Stored data entries:

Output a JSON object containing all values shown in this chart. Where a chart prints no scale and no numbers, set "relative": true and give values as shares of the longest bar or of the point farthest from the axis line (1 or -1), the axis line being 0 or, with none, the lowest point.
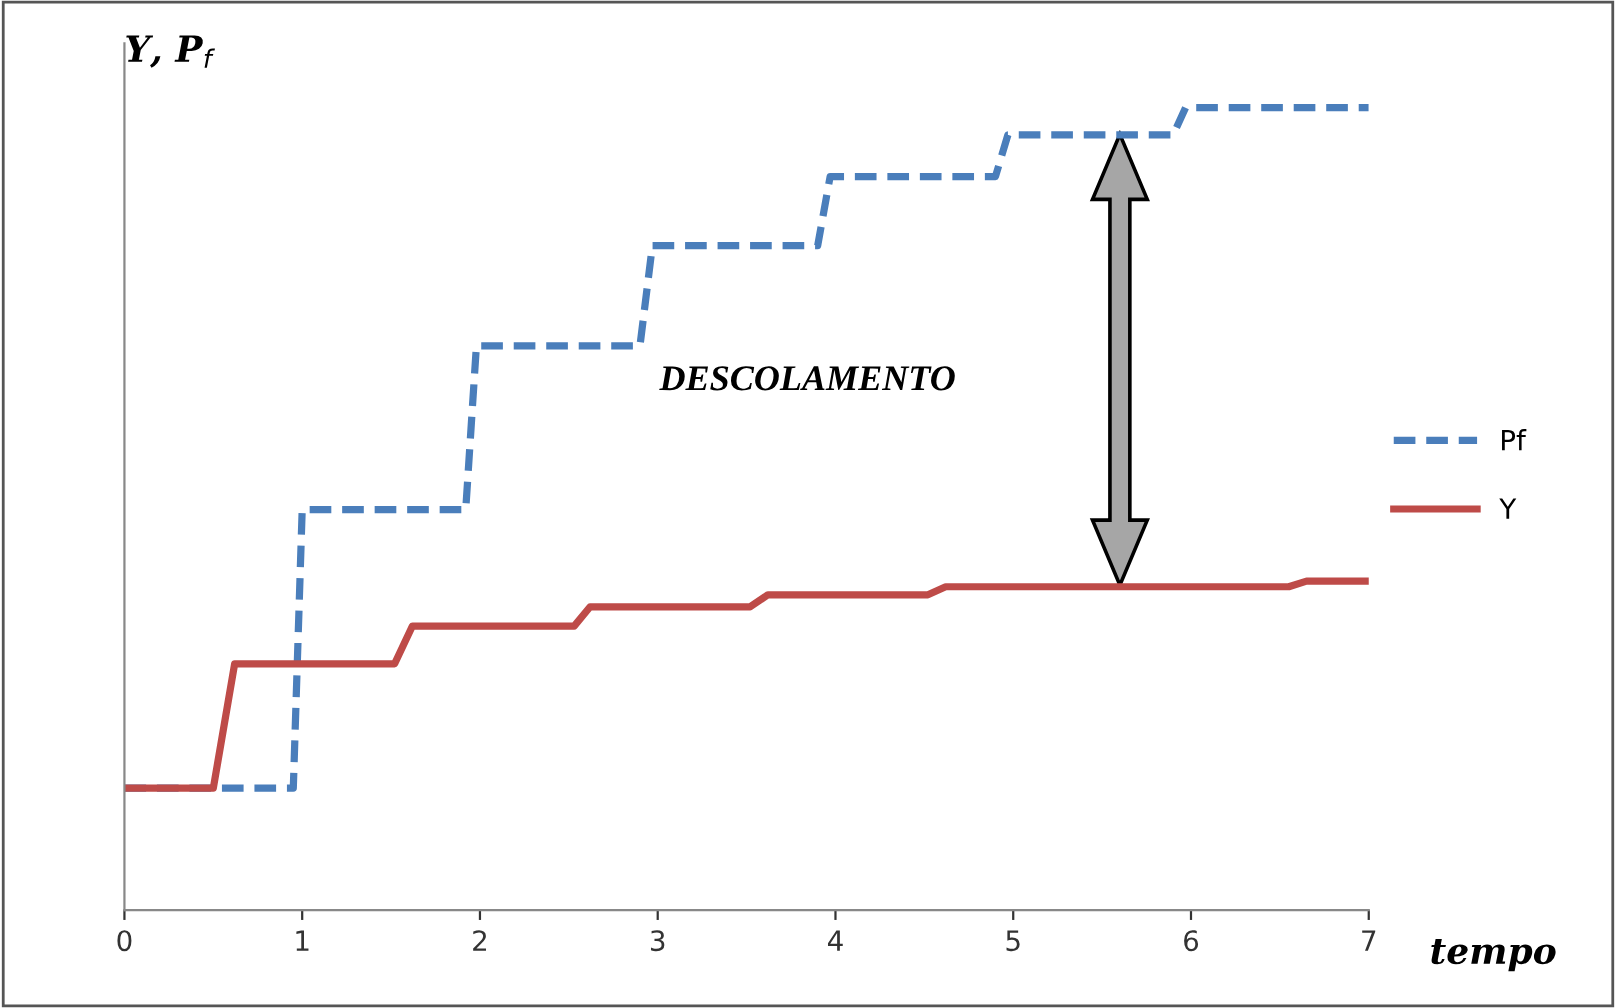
{
  "chart_data": {
    "type": "line",
    "relative": true,
    "xlabel": "tempo",
    "ylabel": "Y, P$_{f}$",
    "xlim": [
      0,
      7
    ],
    "xticks": [
      0,
      1,
      2,
      3,
      4,
      5,
      6,
      7
    ],
    "legend": "right",
    "grid": false,
    "annotations": [
      "DESCOLAMENTO"
    ],
    "series": [
      {
        "name": "Pf",
        "color": "#4a7ebb",
        "line_style": "dashed",
        "x": [
          0,
          0.95,
          1.0,
          1.92,
          1.98,
          2.9,
          2.97,
          3.9,
          3.97,
          4.9,
          4.97,
          5.9,
          5.97,
          7
        ],
        "values": [
          0.152,
          0.152,
          0.499,
          0.499,
          0.703,
          0.703,
          0.828,
          0.828,
          0.914,
          0.914,
          0.966,
          0.966,
          1.0,
          1.0
        ]
      },
      {
        "name": "Y",
        "color": "#be4b48",
        "line_style": "solid",
        "x": [
          0,
          0.5,
          0.62,
          1.52,
          1.62,
          2.53,
          2.62,
          3.52,
          3.62,
          4.52,
          4.62,
          6.55,
          6.65,
          7
        ],
        "values": [
          0.152,
          0.152,
          0.307,
          0.307,
          0.354,
          0.354,
          0.378,
          0.378,
          0.393,
          0.393,
          0.403,
          0.403,
          0.41,
          0.41
        ]
      }
    ]
  }
}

The exercise: Please transcribe the material above exactly as written. Leave the pictures out.

Result for this task:
Output a JSON object containing all values shown in this chart. Where a chart prints no scale and no numbers, set "relative": true and give values as shares of the longest bar or of the point farthest from the axis line (1 or -1), the axis line being 0 or, with none, the lowest point.
{
  "chart_data": {
    "type": "line",
    "relative": true,
    "xlabel": "tempo",
    "ylabel": "Y, P$_{f}$",
    "xlim": [
      0,
      7
    ],
    "xticks": [
      0,
      1,
      2,
      3,
      4,
      5,
      6,
      7
    ],
    "legend": "right",
    "grid": false,
    "annotations": [
      "DESCOLAMENTO"
    ],
    "series": [
      {
        "name": "Pf",
        "color": "#4a7ebb",
        "line_style": "dashed",
        "x": [
          0,
          0.95,
          1.0,
          1.92,
          1.98,
          2.9,
          2.97,
          3.9,
          3.97,
          4.9,
          4.97,
          5.9,
          5.97,
          7
        ],
        "values": [
          0.152,
          0.152,
          0.499,
          0.499,
          0.703,
          0.703,
          0.828,
          0.828,
          0.914,
          0.914,
          0.966,
          0.966,
          1.0,
          1.0
        ]
      },
      {
        "name": "Y",
        "color": "#be4b48",
        "line_style": "solid",
        "x": [
          0,
          0.5,
          0.62,
          1.52,
          1.62,
          2.53,
          2.62,
          3.52,
          3.62,
          4.52,
          4.62,
          6.55,
          6.65,
          7
        ],
        "values": [
          0.152,
          0.152,
          0.307,
          0.307,
          0.354,
          0.354,
          0.378,
          0.378,
          0.393,
          0.393,
          0.403,
          0.403,
          0.41,
          0.41
        ]
      }
    ]
  }
}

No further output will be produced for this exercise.